◆ **Task description**
Return a copy of every line in the records that includes the word "JSON".

Items from a dataset:
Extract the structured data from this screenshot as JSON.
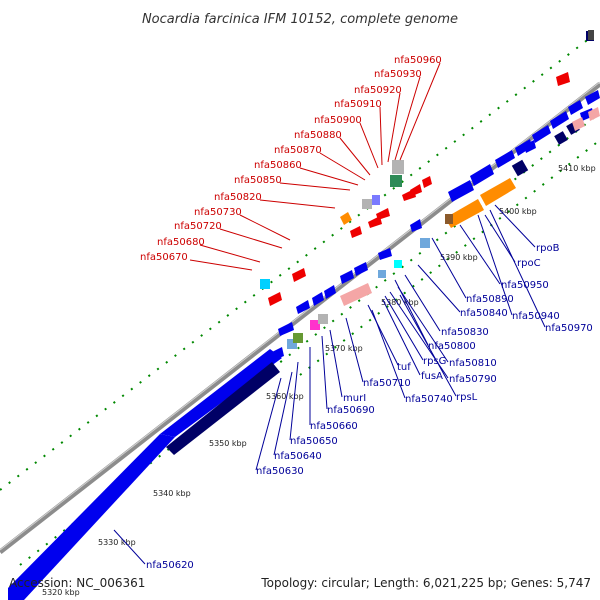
{
  "title": "Nocardia farcinica IFM 10152, complete genome",
  "footer": {
    "accession": "Accession: NC_006361",
    "summary": "Topology: circular; Length: 6,021,225 bp; Genes: 5,747"
  },
  "kbp_ticks": [
    "5320 kbp",
    "5330 kbp",
    "5340 kbp",
    "5350 kbp",
    "5360 kbp",
    "5370 kbp",
    "5380 kbp",
    "5390 kbp",
    "5400 kbp",
    "5410 kbp"
  ],
  "red_labels": [
    "nfa50960",
    "nfa50930",
    "nfa50920",
    "nfa50910",
    "nfa50900",
    "nfa50880",
    "nfa50870",
    "nfa50860",
    "nfa50850",
    "nfa50820",
    "nfa50730",
    "nfa50720",
    "nfa50680",
    "nfa50670"
  ],
  "blue_labels": [
    "rpoB",
    "rpoC",
    "nfa50950",
    "nfa50890",
    "nfa50940",
    "nfa50970",
    "nfa50840",
    "nfa50830",
    "nfa50800",
    "nfa50810",
    "nfa50790",
    "rpsG",
    "fusA",
    "tuf",
    "rpsL",
    "nfa50740",
    "nfa50710",
    "murI",
    "nfa50690",
    "nfa50660",
    "nfa50650",
    "nfa50640",
    "nfa50630",
    "nfa50620"
  ],
  "colors": {
    "backbone": "#8c8c8c",
    "gene_blue": "#0000ee",
    "gene_navy": "#000066",
    "rrna_orange": "#ff8c00",
    "gene_red": "#ee0000",
    "tick_green": "#008800",
    "label_red": "#cc0000",
    "label_blue": "#000099"
  }
}
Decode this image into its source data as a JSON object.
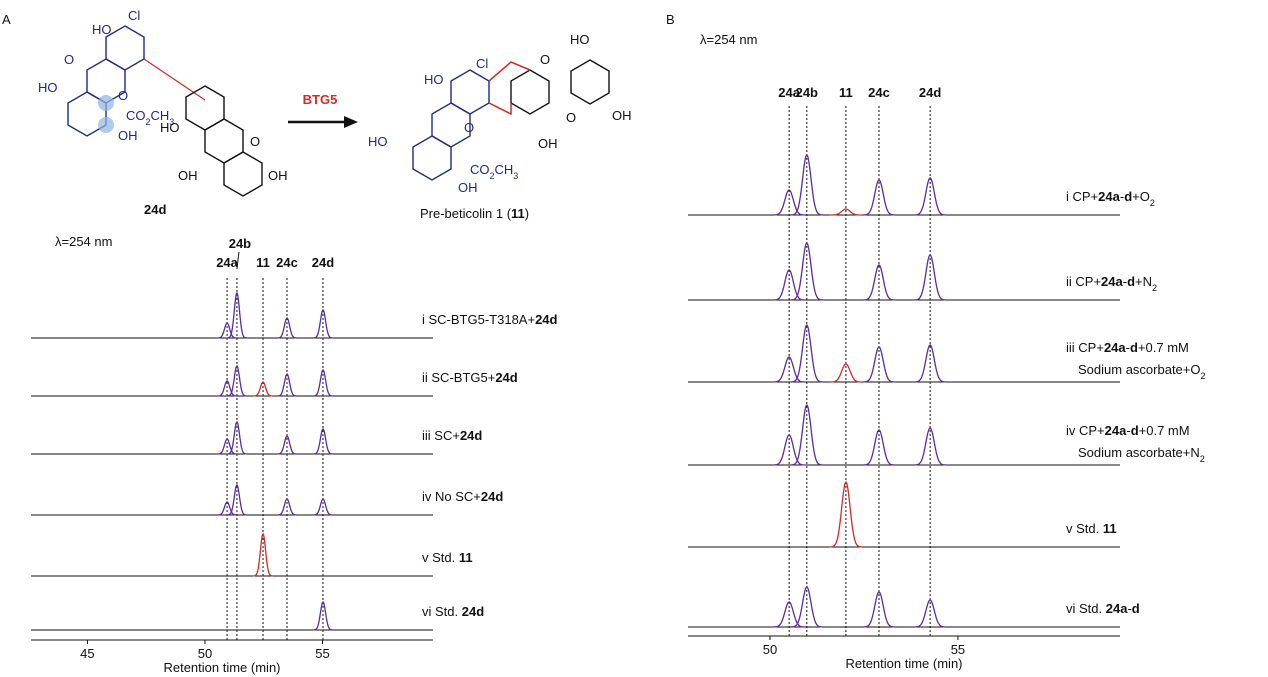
{
  "scheme": {
    "reactant_atoms": [
      "HO",
      "Cl",
      "O",
      "O",
      "HO",
      "CO2CH3",
      "OH",
      "HO",
      "O",
      "OH",
      "OH"
    ],
    "reactant_label": "24d",
    "enzyme": "BTG5",
    "product_atoms": [
      "HO",
      "Cl",
      "O",
      "HO",
      "OH",
      "O",
      "OH",
      "HO",
      "O",
      "CO2CH3",
      "OH"
    ],
    "product_label": [
      {
        "text": "Pre-beticolin 1 ("
      },
      {
        "text": "11",
        "style": "bold"
      },
      {
        "text": ")"
      }
    ]
  },
  "chart_data": [
    {
      "type": "chromatogram",
      "panel": "A",
      "wavelength_label": "λ=254 nm",
      "xlabel": "Retention time (min)",
      "xlim": [
        42.6,
        59.7
      ],
      "xticks": [
        45,
        50,
        55
      ],
      "compounds": [
        "24a",
        "24b",
        "11",
        "24c",
        "24d"
      ],
      "retention_times": [
        50.94,
        51.36,
        52.47,
        53.49,
        55.02
      ],
      "peak_colors": [
        "#5a2ca0",
        "#5a2ca0",
        "#d42a2a",
        "#5a2ca0",
        "#5a2ca0"
      ],
      "traces": [
        {
          "label": [
            [
              {
                "text": "i SC-BTG5-T318A+"
              },
              {
                "text": "24d",
                "style": "bold"
              }
            ]
          ],
          "peak_heights": [
            15,
            45,
            0,
            20,
            28
          ]
        },
        {
          "label": [
            [
              {
                "text": "ii SC-BTG5+"
              },
              {
                "text": "24d",
                "style": "bold"
              }
            ]
          ],
          "peak_heights": [
            15,
            30,
            14,
            22,
            26
          ]
        },
        {
          "label": [
            [
              {
                "text": "iii SC+"
              },
              {
                "text": "24d",
                "style": "bold"
              }
            ]
          ],
          "peak_heights": [
            15,
            32,
            0,
            18,
            25
          ]
        },
        {
          "label": [
            [
              {
                "text": "iv No SC+"
              },
              {
                "text": "24d",
                "style": "bold"
              }
            ]
          ],
          "peak_heights": [
            13,
            30,
            0,
            16,
            16
          ]
        },
        {
          "label": [
            [
              {
                "text": "v Std. "
              },
              {
                "text": "11",
                "style": "bold"
              }
            ]
          ],
          "peak_heights": [
            0,
            0,
            42,
            0,
            0
          ]
        },
        {
          "label": [
            [
              {
                "text": "vi Std. "
              },
              {
                "text": "24d",
                "style": "bold"
              }
            ]
          ],
          "peak_heights": [
            0,
            0,
            0,
            0,
            28
          ]
        }
      ]
    },
    {
      "type": "chromatogram",
      "panel": "B",
      "wavelength_label": "λ=254 nm",
      "xlabel": "Retention time (min)",
      "xlim": [
        47.82,
        59.31
      ],
      "xticks": [
        50,
        55
      ],
      "compounds": [
        "24a",
        "24b",
        "11",
        "24c",
        "24d"
      ],
      "retention_times": [
        50.51,
        50.98,
        52.02,
        52.9,
        54.26
      ],
      "peak_colors": [
        "#5a2ca0",
        "#5a2ca0",
        "#d42a2a",
        "#5a2ca0",
        "#5a2ca0"
      ],
      "traces": [
        {
          "label": [
            [
              {
                "text": "i CP+"
              },
              {
                "text": "24a",
                "style": "bold"
              },
              {
                "text": "-"
              },
              {
                "text": "d",
                "style": "bold"
              },
              {
                "text": "+O"
              },
              {
                "text": "2",
                "style": "sub"
              }
            ]
          ],
          "peak_heights": [
            25,
            60,
            6,
            35,
            37
          ]
        },
        {
          "label": [
            [
              {
                "text": "ii CP+"
              },
              {
                "text": "24a",
                "style": "bold"
              },
              {
                "text": "-"
              },
              {
                "text": "d",
                "style": "bold"
              },
              {
                "text": "+N"
              },
              {
                "text": "2",
                "style": "sub"
              }
            ]
          ],
          "peak_heights": [
            30,
            57,
            0,
            35,
            45
          ]
        },
        {
          "label": [
            [
              {
                "text": "iii CP+"
              },
              {
                "text": "24a",
                "style": "bold"
              },
              {
                "text": "-"
              },
              {
                "text": "d",
                "style": "bold"
              },
              {
                "text": "+0.7 mM"
              }
            ],
            [
              {
                "text": "Sodium ascorbate+O"
              },
              {
                "text": "2",
                "style": "sub"
              }
            ]
          ],
          "peak_heights": [
            25,
            57,
            18,
            35,
            37
          ]
        },
        {
          "label": [
            [
              {
                "text": "iv CP+"
              },
              {
                "text": "24a",
                "style": "bold"
              },
              {
                "text": "-"
              },
              {
                "text": "d",
                "style": "bold"
              },
              {
                "text": "+0.7 mM"
              }
            ],
            [
              {
                "text": "Sodium ascorbate+N"
              },
              {
                "text": "2",
                "style": "sub"
              }
            ]
          ],
          "peak_heights": [
            30,
            60,
            0,
            35,
            37
          ]
        },
        {
          "label": [
            [
              {
                "text": "v Std. "
              },
              {
                "text": "11",
                "style": "bold"
              }
            ]
          ],
          "peak_heights": [
            0,
            0,
            65,
            0,
            0
          ]
        },
        {
          "label": [
            [
              {
                "text": "vi Std. "
              },
              {
                "text": "24a",
                "style": "bold"
              },
              {
                "text": "-"
              },
              {
                "text": "d",
                "style": "bold"
              }
            ]
          ],
          "peak_heights": [
            25,
            40,
            0,
            35,
            27
          ]
        }
      ]
    }
  ]
}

◆ **Response**
Extract the structured data from this screenshot as JSON.
Decode this image into its source data as a JSON object.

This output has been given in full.